**Data supplied:**
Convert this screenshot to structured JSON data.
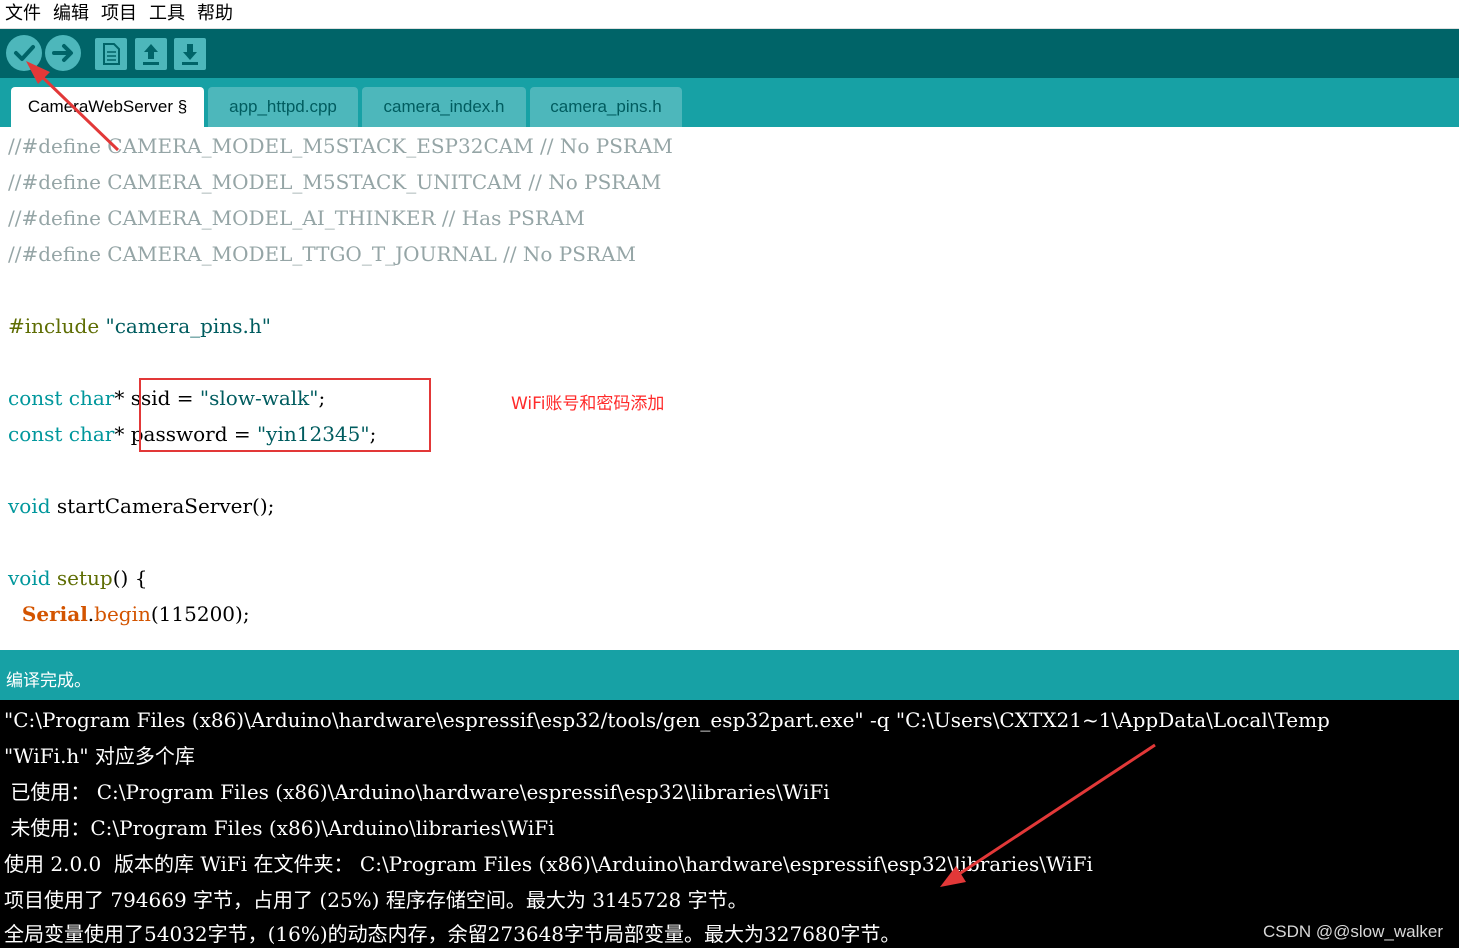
{
  "menubar": {
    "items": [
      "文件",
      "编辑",
      "项目",
      "工具",
      "帮助"
    ]
  },
  "toolbar": {
    "buttons": [
      {
        "icon": "verify-icon",
        "label": ""
      },
      {
        "icon": "upload-icon",
        "label": ""
      },
      {
        "icon": "new-file-icon",
        "label": ""
      },
      {
        "icon": "open-icon",
        "label": ""
      },
      {
        "icon": "save-icon",
        "label": ""
      }
    ]
  },
  "tabs": [
    {
      "label": "CameraWebServer §",
      "active": true
    },
    {
      "label": "app_httpd.cpp",
      "active": false
    },
    {
      "label": "camera_index.h",
      "active": false
    },
    {
      "label": "camera_pins.h",
      "active": false
    }
  ],
  "editor": {
    "lines": [
      "//#define CAMERA_MODEL_M5STACK_ESP32CAM // No PSRAM",
      "//#define CAMERA_MODEL_M5STACK_UNITCAM // No PSRAM",
      "//#define CAMERA_MODEL_AI_THINKER // Has PSRAM",
      "//#define CAMERA_MODEL_TTGO_T_JOURNAL // No PSRAM",
      "",
      "#include \"camera_pins.h\"",
      "",
      "const char* ssid = \"slow-walk\";",
      "const char* password = \"yin12345\";",
      "",
      "void startCameraServer();",
      "",
      "void setup() {",
      "  Serial.begin(115200);"
    ],
    "tokens": {
      "l0": "//#define CAMERA_MODEL_M5STACK_ESP32CAM // No PSRAM",
      "l1": "//#define CAMERA_MODEL_M5STACK_UNITCAM // No PSRAM",
      "l2": "//#define CAMERA_MODEL_AI_THINKER // Has PSRAM",
      "l3": "//#define CAMERA_MODEL_TTGO_T_JOURNAL // No PSRAM",
      "l5_kw": "#include ",
      "l5_str": "\"camera_pins.h\"",
      "l7_kw": "const char",
      "l7_rest": "* ssid = ",
      "l7_str": "\"slow-walk\"",
      "l7_end": ";",
      "l8_kw": "const char",
      "l8_rest": "* password = ",
      "l8_str": "\"yin12345\"",
      "l8_end": ";",
      "l10_kw": "void",
      "l10_rest": " startCameraServer();",
      "l12_kw": "void",
      "l12_fn": " setup",
      "l12_rest": "() {",
      "l13_obj": "  Serial",
      "l13_dot": ".",
      "l13_fn": "begin",
      "l13_rest": "(115200);"
    }
  },
  "annotation": {
    "text": "WiFi账号和密码添加"
  },
  "status": {
    "text": "编译完成。"
  },
  "console": {
    "lines": [
      "\"C:\\Program Files (x86)\\Arduino\\hardware\\espressif\\esp32/tools/gen_esp32part.exe\" -q \"C:\\Users\\CXTX21~1\\AppData\\Local\\Temp",
      "\"WiFi.h\" 对应多个库",
      " 已使用： C:\\Program Files (x86)\\Arduino\\hardware\\espressif\\esp32\\libraries\\WiFi",
      " 未使用：C:\\Program Files (x86)\\Arduino\\libraries\\WiFi",
      "使用 2.0.0  版本的库 WiFi 在文件夹： C:\\Program Files (x86)\\Arduino\\hardware\\espressif\\esp32\\libraries\\WiFi",
      "项目使用了 794669 字节，占用了 (25%) 程序存储空间。最大为 3145728 字节。",
      "全局变量使用了54032字节，(16%)的动态内存，余留273648字节局部变量。最大为327680字节。"
    ]
  },
  "watermark": {
    "text": "CSDN @@slow_walker"
  },
  "colors": {
    "toolbar": "#006468",
    "tabbar": "#17a1a5",
    "button": "#4db7bb",
    "arrow": "#e23838"
  }
}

**Set problem:**
Going through the entries above line by line, work out how many lines include the word "text". Only the number is required.

**Worked solution:**
3